So you don't like the GST. Then the first thing the Greens should do when they gain the balance of power is put forward a private members bill to remove it. Then watch inflation go through the roof. It's a broad based consumer tax. If you want to buy a new Mercedes Benz that's an extra $10K thank you. The Government pockets that and redistributes it (to a formula that no one can understand) so that fire twirling hippies in NSW and Victoria can collect their dole and still have the bus fare to go to the APEC demo and throw rocks and punches at the police.

Here's the bottom line. The Australian electorate is conservative. They like the Green's message but they're far from convinced they're the answer. Every punch or fracas at APEC is a massive vote against the Greens. Remember Hewson's demos? The Greens demos endorse violence writ large against people who were democratically elected. People like you and me.

Recently the Greens said they wanted to spend $80 billion to reduce carbon emissions. $80 billion. Australia's GDP is about one trillion. So the Greens want to spend 10 percent of our GDP on carbon emissions. We're about 17 million in the black and they now want to throw the whole nation in to the red by about $60 billion - which is about the figure that Howard left as a deficit for the Hawke-Keating Government back in 83.

The Greens are against commodities trading. There goes our iron ore, nickel and zinc industry. So if your social security payment doesn't arrive next year you'll know who to blame. The Greens. They're just as dogmatic as Family First - who they loath. And I thought the Democrats were the fairies at the bottom of the garden.

Task instructions = In the passage on the Greens, why does the writer claim that every punch or fracas at APEC is a massive vote against the Greens? Answer in one to three sentences.

Dataset =
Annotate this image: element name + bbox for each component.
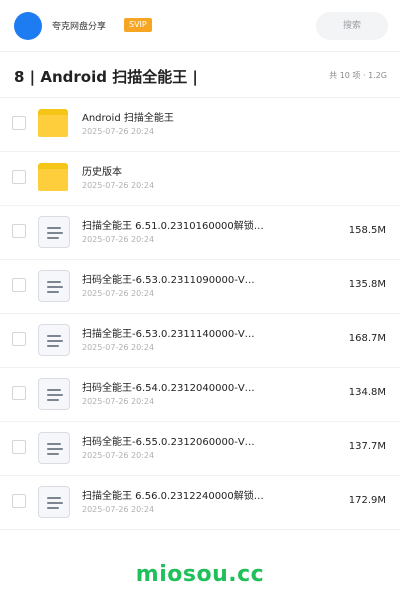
item-size: 158.5M (348, 225, 386, 236)
item-size: 168.7M (348, 333, 386, 344)
item-name: 历史版本 (82, 167, 122, 178)
list-item[interactable]: 扫码全能王-6.54.0.2312040000-V… 2025-07-26 20… (0, 368, 400, 422)
folder-meta: 共 10 项 · 1.2G (329, 71, 387, 80)
row-checkbox[interactable] (12, 440, 26, 454)
item-name: 扫描全能王 6.56.0.2312240000解锁… (82, 491, 264, 502)
page-title: 8 | Android 扫描全能王 | (14, 68, 198, 86)
list-item[interactable]: 扫描全能王 6.51.0.2310160000解锁… 2025-07-26 20… (0, 206, 400, 260)
item-size: 135.8M (348, 279, 386, 290)
item-date: 2025-07-26 20:24 (82, 181, 155, 190)
list-item[interactable]: 扫描全能王-6.53.0.2311140000-V… 2025-07-26 20… (0, 314, 400, 368)
item-date: 2025-07-26 20:24 (82, 127, 155, 136)
file-list: Android 扫描全能王 2025-07-26 20:24 历史版本 2025… (0, 98, 400, 530)
row-checkbox[interactable] (12, 116, 26, 130)
item-name: 扫码全能王-6.54.0.2312040000-V… (82, 383, 255, 394)
row-checkbox[interactable] (12, 332, 26, 346)
site-name: 夸克网盘分享 (52, 22, 107, 32)
file-icon (38, 432, 70, 464)
row-checkbox[interactable] (12, 224, 26, 238)
row-checkbox[interactable] (12, 278, 26, 292)
file-icon (38, 486, 70, 518)
item-name: 扫码全能王-6.53.0.2311090000-V… (82, 275, 255, 286)
svip-badge: SVIP (124, 18, 152, 32)
item-date: 2025-07-26 20:24 (82, 397, 155, 406)
list-item[interactable]: 扫码全能王-6.55.0.2312060000-V… 2025-07-26 20… (0, 422, 400, 476)
list-item[interactable]: 扫码全能王-6.53.0.2311090000-V… 2025-07-26 20… (0, 260, 400, 314)
file-icon (38, 324, 70, 356)
file-icon (38, 270, 70, 302)
folder-icon (38, 162, 70, 194)
item-name: 扫码全能王-6.55.0.2312060000-V… (82, 437, 255, 448)
search-input[interactable]: 搜索 (316, 12, 388, 40)
top-bar: 夸克网盘分享 SVIP 搜索 (0, 0, 400, 52)
row-checkbox[interactable] (12, 494, 26, 508)
item-size: 137.7M (348, 441, 386, 452)
item-date: 2025-07-26 20:24 (82, 235, 155, 244)
item-size: 134.8M (348, 387, 386, 398)
file-icon (38, 378, 70, 410)
item-size: 172.9M (348, 495, 386, 506)
item-date: 2025-07-26 20:24 (82, 343, 155, 352)
list-item[interactable]: Android 扫描全能王 2025-07-26 20:24 (0, 98, 400, 152)
folder-header: 8 | Android 扫描全能王 | 共 10 项 · 1.2G (0, 52, 400, 98)
row-checkbox[interactable] (12, 170, 26, 184)
item-date: 2025-07-26 20:24 (82, 505, 155, 514)
avatar[interactable] (14, 12, 42, 40)
item-date: 2025-07-26 20:24 (82, 451, 155, 460)
item-name: 扫描全能王 6.51.0.2310160000解锁… (82, 221, 264, 232)
list-item[interactable]: 历史版本 2025-07-26 20:24 (0, 152, 400, 206)
item-date: 2025-07-26 20:24 (82, 289, 155, 298)
item-name: Android 扫描全能王 (82, 113, 174, 124)
folder-icon (38, 108, 70, 140)
item-name: 扫描全能王-6.53.0.2311140000-V… (82, 329, 255, 340)
row-checkbox[interactable] (12, 386, 26, 400)
list-item[interactable]: 扫描全能王 6.56.0.2312240000解锁… 2025-07-26 20… (0, 476, 400, 530)
watermark: miosou.cc (135, 562, 265, 587)
file-icon (38, 216, 70, 248)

Exercise result = The writer holds that the Australian electorate is conservative: voters like the Greens' message but are far from convinced the Greens are the answer. The writer also says the Greens' demos endorse violence against people who were democratically elected.